Stated goal:
Pictures do not belong in your copy. Repeat all the other data exactly.
>> BEGIN Records for the task
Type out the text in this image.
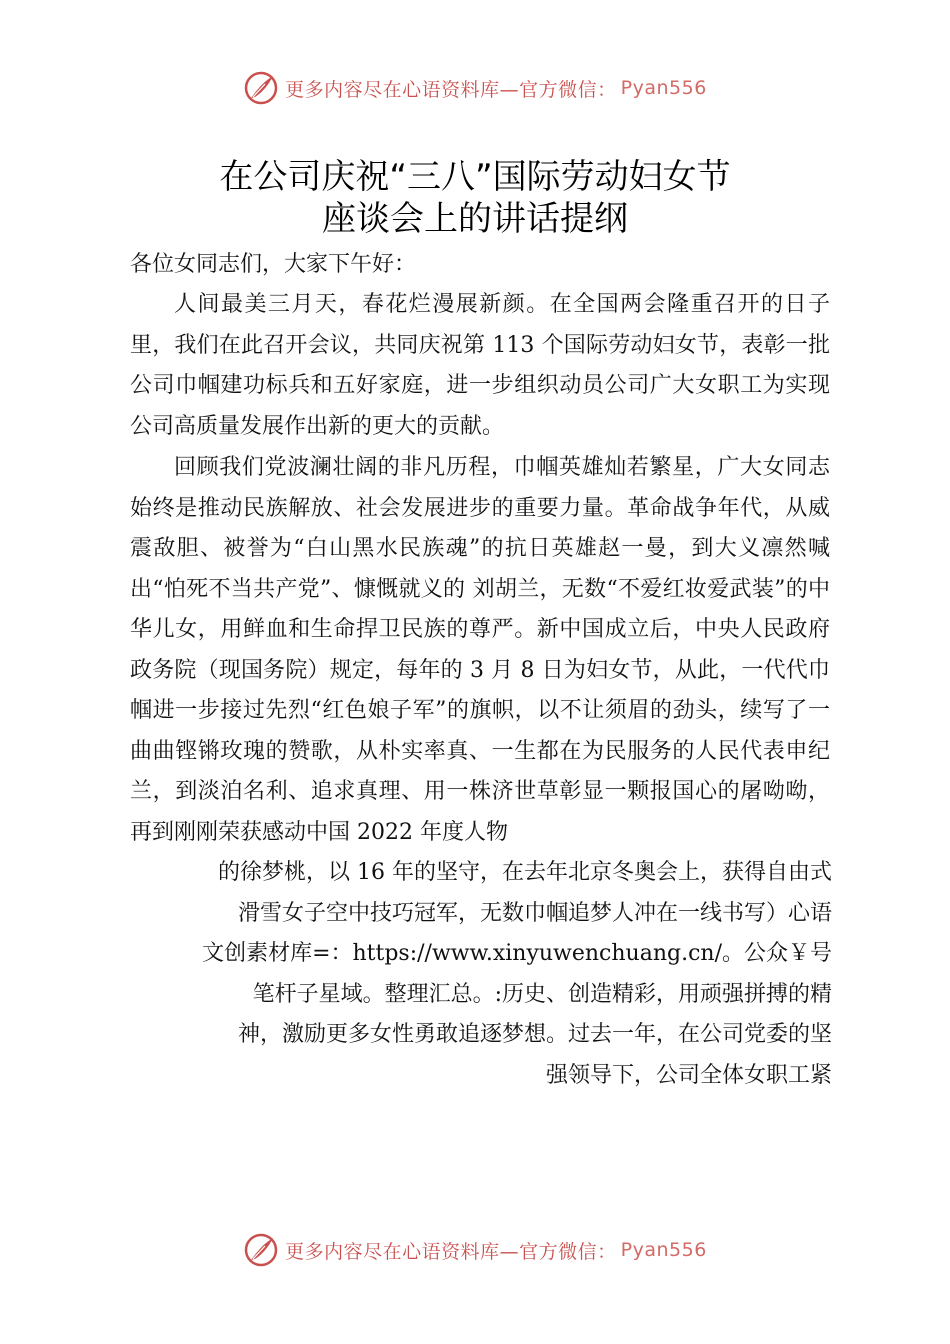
更多内容尽在心语资料库—官方微信： Pyan556
在公司庆祝“三八”国际劳动妇女节
座谈会上的讲话提纲
各位女同志们，大家下午好：
人间最美三月天，春花烂漫展新颜。在全国两会隆重召开的日子里，我们在此召开会议，共同庆祝第 113 个国际劳动妇女节，表彰一批公司巾帼建功标兵和五好家庭，进一步组织动员公司广大女职工为实现公司高质量发展作出新的更大的贡献。
回顾我们党波澜壮阔的非凡历程，巾帼英雄灿若繁星，广大女同志始终是推动民族解放、社会发展进步的重要力量。革命战争年代，从威震敌胆、被誉为“白山黑水民族魂”的抗日英雄赵一曼，到大义凛然喊出“怕死不当共产党”、慷慨就义的 刘胡兰，无数“不爱红妆爱武装”的中华儿女，用鲜血和生命捍卫民族的尊严。新中国成立后，中央人民政府政务院（现国务院）规定，每年的 3 月 8 日为妇女节，从此，一代代巾帼进一步接过先烈“红色娘子军”的旗帜，以不让须眉的劲头，续写了一曲曲铿锵玫瑰的赞歌，从朴实率真、一生都在为民服务的人民代表申纪兰，到淡泊名利、追求真理、用一株济世草彰显一颗报国心的屠呦呦，再到刚刚荣获感动中国 2022 年度人物
的徐梦桃，以 16 年的坚守，在去年北京冬奥会上，获得自由式
滑雪女子空中技巧冠军，无数巾帼追梦人冲在一线书写）心语
文创素材库=：https://www.xinyuwenchuang.cn/。公众￥号
笔杆子星域。整理汇总。:历史、创造精彩，用顽强拼搏的精
神，激励更多女性勇敢追逐梦想。过去一年，在公司党委的坚
强领导下，公司全体女职工紧
更多内容尽在心语资料库—官方微信： Pyan556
>> END Records for the task
Solution for this problem:
Type out the text in this image.
更多内容尽在心语资料库—官方微信： Pyan556
在公司庆祝“三八”国际劳动妇女节
座谈会上的讲话提纲
各位女同志们，大家下午好：
人间最美三月天，春花烂漫展新颜。在全国两会隆重召开的日子里，我们在此召开会议，共同庆祝第 113 个国际劳动妇女节，表彰一批公司巾帼建功标兵和五好家庭，进一步组织动员公司广大女职工为实现公司高质量发展作出新的更大的贡献。
回顾我们党波澜壮阔的非凡历程，巾帼英雄灿若繁星，广大女同志始终是推动民族解放、社会发展进步的重要力量。革命战争年代，从威震敌胆、被誉为“白山黑水民族魂”的抗日英雄赵一曼，到大义凛然喊出“怕死不当共产党”、慷慨就义的 刘胡兰，无数“不爱红妆爱武装”的中华儿女，用鲜血和生命捍卫民族的尊严。新中国成立后，中央人民政府政务院（现国务院）规定，每年的 3 月 8 日为妇女节，从此，一代代巾帼进一步接过先烈“红色娘子军”的旗帜，以不让须眉的劲头，续写了一曲曲铿锵玫瑰的赞歌，从朴实率真、一生都在为民服务的人民代表申纪兰，到淡泊名利、追求真理、用一株济世草彰显一颗报国心的屠呦呦，再到刚刚荣获感动中国 2022 年度人物
的徐梦桃，以 16 年的坚守，在去年北京冬奥会上，获得自由式
滑雪女子空中技巧冠军，无数巾帼追梦人冲在一线书写）心语
文创素材库=：https://www.xinyuwenchuang.cn/。公众￥号
笔杆子星域。整理汇总。:历史、创造精彩，用顽强拼搏的精
神，激励更多女性勇敢追逐梦想。过去一年，在公司党委的坚
强领导下，公司全体女职工紧
更多内容尽在心语资料库—官方微信： Pyan556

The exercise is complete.